*** Block opens ***

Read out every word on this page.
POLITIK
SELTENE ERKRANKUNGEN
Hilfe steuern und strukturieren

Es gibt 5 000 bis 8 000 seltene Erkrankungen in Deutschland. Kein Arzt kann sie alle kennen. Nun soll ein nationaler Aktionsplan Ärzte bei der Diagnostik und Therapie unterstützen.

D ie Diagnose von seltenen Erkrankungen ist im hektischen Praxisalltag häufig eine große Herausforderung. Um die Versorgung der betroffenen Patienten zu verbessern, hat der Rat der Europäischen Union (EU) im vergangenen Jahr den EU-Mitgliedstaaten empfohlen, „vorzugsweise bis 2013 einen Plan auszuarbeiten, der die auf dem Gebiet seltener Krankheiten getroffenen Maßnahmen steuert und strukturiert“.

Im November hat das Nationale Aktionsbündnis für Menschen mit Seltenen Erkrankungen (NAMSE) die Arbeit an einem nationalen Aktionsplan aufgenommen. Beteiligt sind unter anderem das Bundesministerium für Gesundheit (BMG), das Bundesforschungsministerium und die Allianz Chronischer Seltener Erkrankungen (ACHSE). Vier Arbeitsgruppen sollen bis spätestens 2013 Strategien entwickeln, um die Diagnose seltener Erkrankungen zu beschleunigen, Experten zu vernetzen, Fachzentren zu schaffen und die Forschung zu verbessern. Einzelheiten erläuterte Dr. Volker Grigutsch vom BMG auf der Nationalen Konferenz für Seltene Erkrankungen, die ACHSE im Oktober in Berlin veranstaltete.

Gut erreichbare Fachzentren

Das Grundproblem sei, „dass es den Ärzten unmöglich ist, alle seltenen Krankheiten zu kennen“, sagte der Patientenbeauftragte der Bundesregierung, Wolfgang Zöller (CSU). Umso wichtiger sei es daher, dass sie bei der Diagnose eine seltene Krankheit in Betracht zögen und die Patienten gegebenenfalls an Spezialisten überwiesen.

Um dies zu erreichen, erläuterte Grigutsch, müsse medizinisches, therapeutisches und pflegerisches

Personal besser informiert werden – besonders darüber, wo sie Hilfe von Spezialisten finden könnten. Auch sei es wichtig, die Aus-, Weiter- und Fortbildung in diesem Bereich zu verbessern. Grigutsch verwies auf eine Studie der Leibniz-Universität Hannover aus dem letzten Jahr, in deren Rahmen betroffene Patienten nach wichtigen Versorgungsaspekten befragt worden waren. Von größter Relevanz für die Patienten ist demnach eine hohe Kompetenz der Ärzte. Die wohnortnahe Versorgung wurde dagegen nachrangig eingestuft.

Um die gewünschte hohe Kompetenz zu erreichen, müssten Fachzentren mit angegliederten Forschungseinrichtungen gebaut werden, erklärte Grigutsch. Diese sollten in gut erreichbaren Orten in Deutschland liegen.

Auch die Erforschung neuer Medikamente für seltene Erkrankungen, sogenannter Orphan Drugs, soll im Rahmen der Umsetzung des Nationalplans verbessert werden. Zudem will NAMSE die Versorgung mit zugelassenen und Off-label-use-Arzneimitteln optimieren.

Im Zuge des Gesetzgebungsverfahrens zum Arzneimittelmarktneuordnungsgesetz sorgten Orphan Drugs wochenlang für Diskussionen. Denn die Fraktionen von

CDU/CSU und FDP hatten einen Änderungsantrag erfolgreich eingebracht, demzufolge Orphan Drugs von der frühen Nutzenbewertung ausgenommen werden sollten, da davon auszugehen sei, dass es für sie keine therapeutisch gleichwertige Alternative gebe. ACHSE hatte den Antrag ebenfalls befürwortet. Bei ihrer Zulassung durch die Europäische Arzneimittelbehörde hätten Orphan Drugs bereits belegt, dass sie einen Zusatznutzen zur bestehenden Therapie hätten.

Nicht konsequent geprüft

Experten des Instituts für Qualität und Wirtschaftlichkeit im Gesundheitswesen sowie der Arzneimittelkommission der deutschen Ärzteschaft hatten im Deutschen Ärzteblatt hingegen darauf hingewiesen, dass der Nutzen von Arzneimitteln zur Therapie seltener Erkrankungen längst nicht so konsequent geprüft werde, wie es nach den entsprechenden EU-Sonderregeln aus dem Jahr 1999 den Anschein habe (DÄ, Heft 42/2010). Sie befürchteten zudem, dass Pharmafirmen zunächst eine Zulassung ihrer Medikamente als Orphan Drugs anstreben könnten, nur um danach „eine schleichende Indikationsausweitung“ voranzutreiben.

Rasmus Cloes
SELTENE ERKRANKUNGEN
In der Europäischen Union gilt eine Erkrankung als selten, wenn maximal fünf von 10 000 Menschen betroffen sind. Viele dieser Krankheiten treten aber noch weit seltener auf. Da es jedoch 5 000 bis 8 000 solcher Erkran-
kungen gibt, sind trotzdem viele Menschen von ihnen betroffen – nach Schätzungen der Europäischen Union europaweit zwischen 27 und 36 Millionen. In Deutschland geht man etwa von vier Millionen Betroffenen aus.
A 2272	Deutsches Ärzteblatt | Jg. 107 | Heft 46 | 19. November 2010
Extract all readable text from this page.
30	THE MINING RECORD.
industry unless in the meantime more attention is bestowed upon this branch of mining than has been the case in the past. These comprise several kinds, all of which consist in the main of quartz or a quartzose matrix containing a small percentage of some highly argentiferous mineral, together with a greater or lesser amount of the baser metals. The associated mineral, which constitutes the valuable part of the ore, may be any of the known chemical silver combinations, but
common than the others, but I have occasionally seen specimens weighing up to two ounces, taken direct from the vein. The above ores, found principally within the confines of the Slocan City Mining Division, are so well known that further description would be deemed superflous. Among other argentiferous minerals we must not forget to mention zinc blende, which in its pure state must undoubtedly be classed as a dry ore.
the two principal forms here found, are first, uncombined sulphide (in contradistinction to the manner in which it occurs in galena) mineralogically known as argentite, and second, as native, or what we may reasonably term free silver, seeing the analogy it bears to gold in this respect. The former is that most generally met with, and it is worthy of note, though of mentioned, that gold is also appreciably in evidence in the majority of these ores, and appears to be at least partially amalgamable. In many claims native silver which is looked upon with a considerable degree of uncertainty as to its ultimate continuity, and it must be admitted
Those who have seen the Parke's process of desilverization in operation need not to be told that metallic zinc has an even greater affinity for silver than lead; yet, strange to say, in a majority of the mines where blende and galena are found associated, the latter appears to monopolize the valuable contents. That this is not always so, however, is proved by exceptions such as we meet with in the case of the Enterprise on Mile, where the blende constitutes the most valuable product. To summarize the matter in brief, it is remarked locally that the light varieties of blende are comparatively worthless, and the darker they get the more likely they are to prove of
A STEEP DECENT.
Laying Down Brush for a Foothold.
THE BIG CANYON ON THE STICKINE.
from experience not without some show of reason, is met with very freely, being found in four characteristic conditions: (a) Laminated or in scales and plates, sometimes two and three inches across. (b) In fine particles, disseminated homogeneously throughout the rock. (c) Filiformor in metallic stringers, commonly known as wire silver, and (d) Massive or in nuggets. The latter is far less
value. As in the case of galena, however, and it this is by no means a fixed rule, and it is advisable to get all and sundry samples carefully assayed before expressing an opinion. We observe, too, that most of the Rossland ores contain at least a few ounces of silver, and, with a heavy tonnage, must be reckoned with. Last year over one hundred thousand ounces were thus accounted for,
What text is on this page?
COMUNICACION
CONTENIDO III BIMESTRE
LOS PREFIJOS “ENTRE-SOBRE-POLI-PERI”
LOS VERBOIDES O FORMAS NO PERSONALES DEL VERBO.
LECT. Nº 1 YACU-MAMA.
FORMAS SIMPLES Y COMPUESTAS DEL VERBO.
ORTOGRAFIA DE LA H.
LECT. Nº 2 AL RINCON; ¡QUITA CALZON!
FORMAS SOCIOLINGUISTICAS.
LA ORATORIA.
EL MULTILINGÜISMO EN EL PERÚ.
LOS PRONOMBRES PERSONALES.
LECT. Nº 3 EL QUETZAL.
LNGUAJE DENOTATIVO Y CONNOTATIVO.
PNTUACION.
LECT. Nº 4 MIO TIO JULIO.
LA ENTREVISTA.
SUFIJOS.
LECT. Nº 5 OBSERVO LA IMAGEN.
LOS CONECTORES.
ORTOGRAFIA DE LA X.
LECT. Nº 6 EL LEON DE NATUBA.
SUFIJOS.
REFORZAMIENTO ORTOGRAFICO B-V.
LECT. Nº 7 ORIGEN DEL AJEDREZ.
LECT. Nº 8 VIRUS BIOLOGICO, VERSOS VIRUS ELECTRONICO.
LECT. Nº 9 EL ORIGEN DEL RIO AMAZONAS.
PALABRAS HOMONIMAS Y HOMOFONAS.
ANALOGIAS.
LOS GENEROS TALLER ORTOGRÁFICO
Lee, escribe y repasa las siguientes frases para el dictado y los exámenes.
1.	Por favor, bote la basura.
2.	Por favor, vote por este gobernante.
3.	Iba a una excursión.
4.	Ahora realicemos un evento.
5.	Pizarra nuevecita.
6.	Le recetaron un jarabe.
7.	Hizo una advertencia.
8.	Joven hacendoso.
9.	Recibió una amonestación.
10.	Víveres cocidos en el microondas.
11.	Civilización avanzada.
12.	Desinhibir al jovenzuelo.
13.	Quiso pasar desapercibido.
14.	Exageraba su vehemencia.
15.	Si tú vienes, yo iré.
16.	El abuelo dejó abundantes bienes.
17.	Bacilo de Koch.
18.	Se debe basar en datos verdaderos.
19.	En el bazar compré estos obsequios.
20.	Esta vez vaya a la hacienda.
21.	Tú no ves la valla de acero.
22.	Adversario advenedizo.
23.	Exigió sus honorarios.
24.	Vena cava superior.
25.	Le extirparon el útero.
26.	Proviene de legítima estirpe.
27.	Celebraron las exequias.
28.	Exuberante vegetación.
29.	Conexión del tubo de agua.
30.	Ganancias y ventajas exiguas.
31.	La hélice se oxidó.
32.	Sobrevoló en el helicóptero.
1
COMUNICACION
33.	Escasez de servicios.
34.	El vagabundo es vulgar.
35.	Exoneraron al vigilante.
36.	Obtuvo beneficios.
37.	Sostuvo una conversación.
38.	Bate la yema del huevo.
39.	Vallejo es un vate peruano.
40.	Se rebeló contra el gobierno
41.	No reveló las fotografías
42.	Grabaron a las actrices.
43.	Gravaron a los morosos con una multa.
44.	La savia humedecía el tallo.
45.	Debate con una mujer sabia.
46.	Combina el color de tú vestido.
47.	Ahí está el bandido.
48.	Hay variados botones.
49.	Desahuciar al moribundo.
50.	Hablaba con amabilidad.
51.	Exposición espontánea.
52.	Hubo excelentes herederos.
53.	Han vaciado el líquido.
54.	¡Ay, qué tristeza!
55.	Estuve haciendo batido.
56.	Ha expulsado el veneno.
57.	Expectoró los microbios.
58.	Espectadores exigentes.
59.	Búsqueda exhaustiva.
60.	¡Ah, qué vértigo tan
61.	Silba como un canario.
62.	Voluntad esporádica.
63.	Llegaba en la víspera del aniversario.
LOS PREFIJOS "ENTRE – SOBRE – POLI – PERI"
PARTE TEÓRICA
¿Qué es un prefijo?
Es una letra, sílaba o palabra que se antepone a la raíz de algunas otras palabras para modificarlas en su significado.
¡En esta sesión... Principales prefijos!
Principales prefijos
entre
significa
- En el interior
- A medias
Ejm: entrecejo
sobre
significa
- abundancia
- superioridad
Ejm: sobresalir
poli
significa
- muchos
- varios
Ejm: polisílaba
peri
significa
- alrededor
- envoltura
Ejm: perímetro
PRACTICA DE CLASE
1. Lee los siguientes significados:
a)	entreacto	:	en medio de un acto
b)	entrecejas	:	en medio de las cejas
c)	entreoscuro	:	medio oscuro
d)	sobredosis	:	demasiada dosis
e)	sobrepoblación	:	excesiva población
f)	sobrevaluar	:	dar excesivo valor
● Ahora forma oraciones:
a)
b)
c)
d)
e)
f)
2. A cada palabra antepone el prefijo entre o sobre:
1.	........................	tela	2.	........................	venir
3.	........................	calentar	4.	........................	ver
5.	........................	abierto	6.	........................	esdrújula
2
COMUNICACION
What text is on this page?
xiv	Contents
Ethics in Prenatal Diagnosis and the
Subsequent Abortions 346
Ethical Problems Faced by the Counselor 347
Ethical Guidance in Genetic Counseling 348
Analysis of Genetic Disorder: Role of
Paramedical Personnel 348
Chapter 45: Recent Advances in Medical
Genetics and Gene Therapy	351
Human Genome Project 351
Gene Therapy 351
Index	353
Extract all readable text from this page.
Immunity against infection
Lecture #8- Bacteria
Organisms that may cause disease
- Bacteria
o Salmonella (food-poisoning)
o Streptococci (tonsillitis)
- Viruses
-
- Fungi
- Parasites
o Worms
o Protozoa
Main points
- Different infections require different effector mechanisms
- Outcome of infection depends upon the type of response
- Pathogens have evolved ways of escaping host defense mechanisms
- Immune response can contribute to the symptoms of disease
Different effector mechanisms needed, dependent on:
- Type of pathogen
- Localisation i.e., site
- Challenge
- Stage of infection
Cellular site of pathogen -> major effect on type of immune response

*** Block closes ***

**Problem details:**
Scan the records above and report every line with the string "favor".

**Answer below:**
1.	Por favor, bote la basura.
2.	Por favor, vote por este gobernante.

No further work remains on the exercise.